WHAT TO PRODUCE »
Where a line in the listing contains the string "детство", copy that line out.

MATERIAL TO PROCESS »
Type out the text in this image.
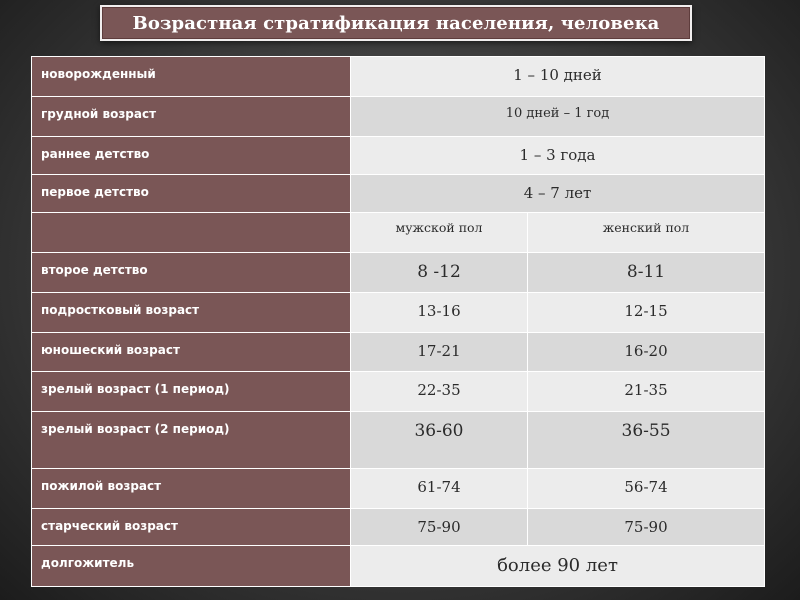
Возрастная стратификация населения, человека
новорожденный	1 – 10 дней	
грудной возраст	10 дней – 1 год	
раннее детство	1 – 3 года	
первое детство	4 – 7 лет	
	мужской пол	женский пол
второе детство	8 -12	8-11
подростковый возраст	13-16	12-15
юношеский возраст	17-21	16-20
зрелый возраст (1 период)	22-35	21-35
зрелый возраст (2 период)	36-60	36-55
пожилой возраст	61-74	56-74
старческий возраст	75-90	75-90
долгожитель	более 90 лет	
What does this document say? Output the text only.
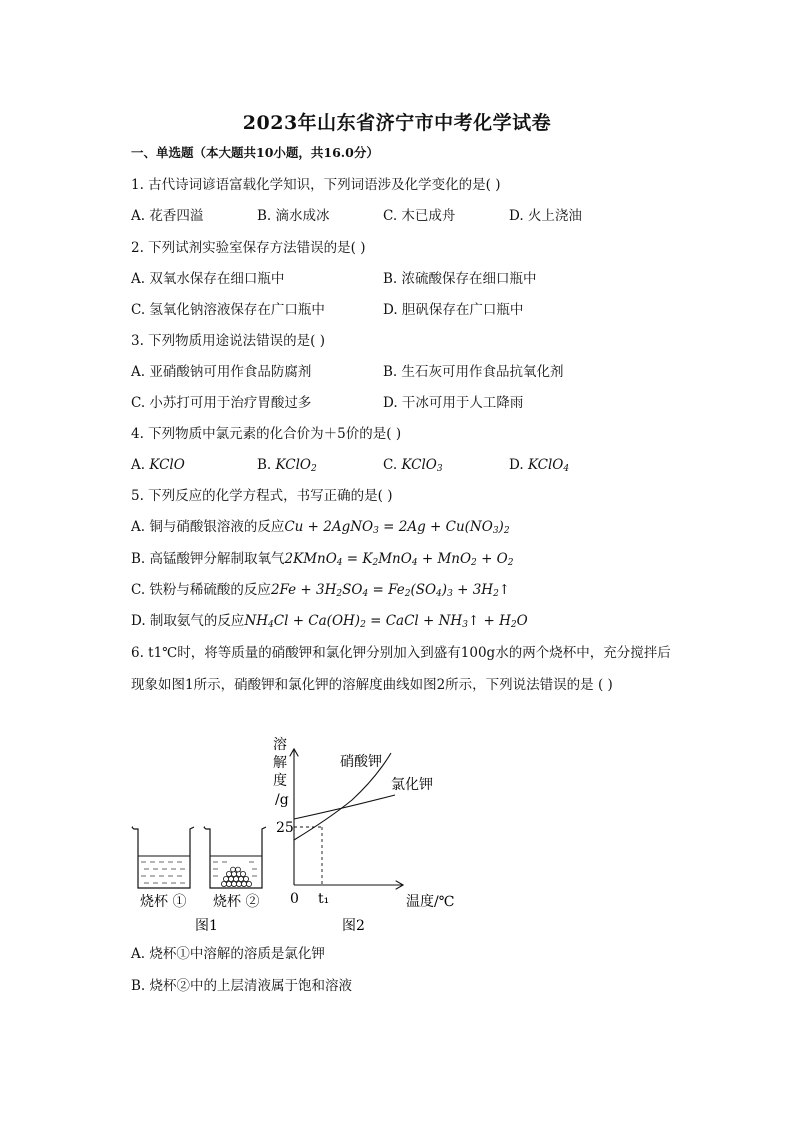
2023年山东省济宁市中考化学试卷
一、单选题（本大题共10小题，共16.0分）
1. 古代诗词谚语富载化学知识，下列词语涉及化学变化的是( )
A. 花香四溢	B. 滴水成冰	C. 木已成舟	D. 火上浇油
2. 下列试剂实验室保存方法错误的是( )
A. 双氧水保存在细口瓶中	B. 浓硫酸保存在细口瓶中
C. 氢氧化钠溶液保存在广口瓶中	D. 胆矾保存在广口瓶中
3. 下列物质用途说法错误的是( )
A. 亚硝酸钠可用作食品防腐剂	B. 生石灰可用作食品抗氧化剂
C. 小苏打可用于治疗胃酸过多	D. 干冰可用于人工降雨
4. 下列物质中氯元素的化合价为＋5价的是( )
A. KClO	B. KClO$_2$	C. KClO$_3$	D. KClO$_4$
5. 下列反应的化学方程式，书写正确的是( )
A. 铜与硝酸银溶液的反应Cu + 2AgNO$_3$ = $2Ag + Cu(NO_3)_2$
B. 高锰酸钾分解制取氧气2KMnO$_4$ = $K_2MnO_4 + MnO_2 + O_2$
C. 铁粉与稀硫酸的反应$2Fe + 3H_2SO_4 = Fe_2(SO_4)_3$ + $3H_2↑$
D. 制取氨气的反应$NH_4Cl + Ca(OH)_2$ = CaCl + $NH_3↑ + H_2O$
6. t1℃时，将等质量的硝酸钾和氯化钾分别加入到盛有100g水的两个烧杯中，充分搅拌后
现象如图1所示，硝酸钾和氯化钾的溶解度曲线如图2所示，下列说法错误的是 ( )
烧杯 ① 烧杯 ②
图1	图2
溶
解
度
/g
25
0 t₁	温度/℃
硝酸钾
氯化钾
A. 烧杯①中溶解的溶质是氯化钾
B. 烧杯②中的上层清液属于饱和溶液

FULL ANSWER »
раннее детство	1 – 3 года	
первое детство	4 – 7 лет	
второе детство	8 -12	8-11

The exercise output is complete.